Retype all material exactly. Pictures stay out of the copy.

--- START Dataset excerpts ---

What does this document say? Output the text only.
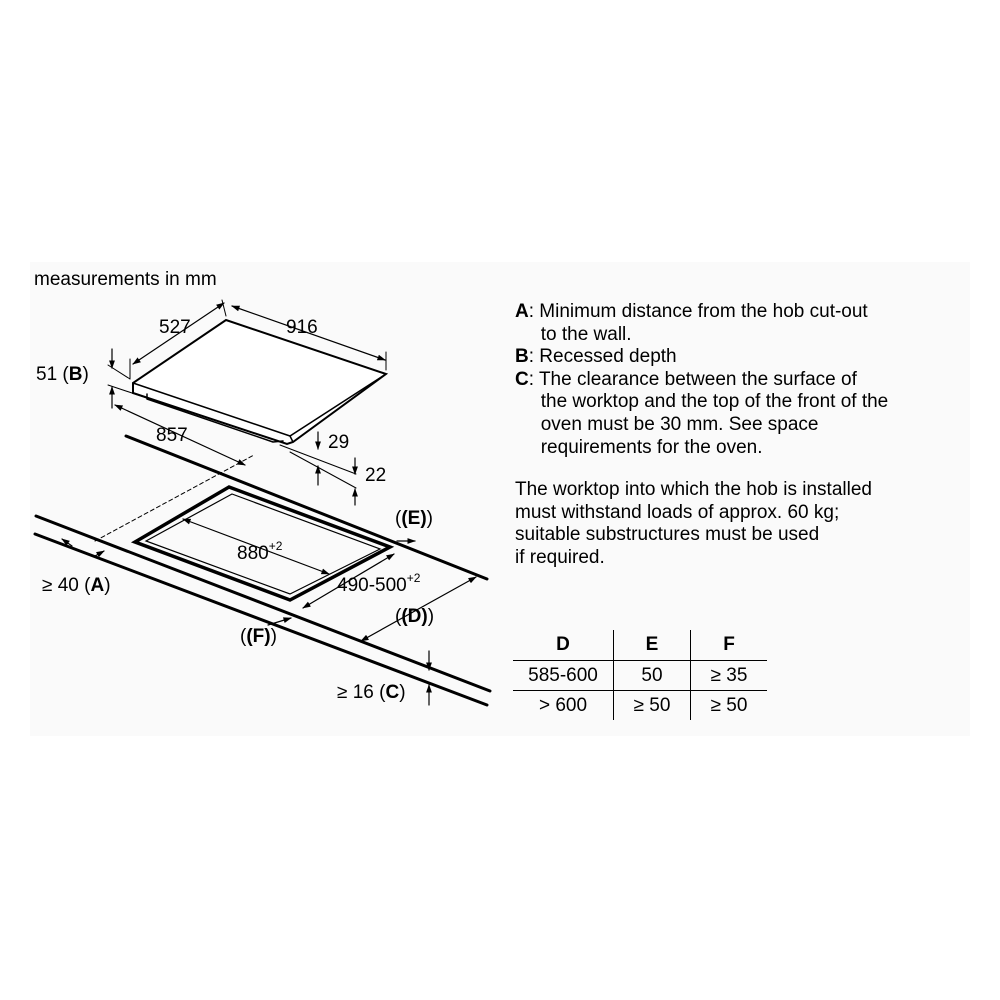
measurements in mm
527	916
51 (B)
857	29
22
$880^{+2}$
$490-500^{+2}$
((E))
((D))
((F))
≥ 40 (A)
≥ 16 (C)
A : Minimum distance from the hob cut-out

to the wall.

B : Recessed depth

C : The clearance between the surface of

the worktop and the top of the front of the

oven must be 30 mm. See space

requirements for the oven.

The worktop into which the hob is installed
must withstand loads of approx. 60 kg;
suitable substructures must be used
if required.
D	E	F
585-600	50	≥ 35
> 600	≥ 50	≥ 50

--- END Dataset excerpts ---

=== Written answer ===
What does this document say? Output the text only.
measurements in mm
527	916
51 (B)
857	29
22
$880^{+2}$
$490-500^{+2}$
((E))
((D))
((F))
≥ 40 (A)
≥ 16 (C)
A : Minimum distance from the hob cut-out

to the wall.

B : Recessed depth

C : The clearance between the surface of

the worktop and the top of the front of the

oven must be 30 mm. See space

requirements for the oven.

The worktop into which the hob is installed
must withstand loads of approx. 60 kg;
suitable substructures must be used
if required.
D	E	F
585-600	50	≥ 35
> 600	≥ 50	≥ 50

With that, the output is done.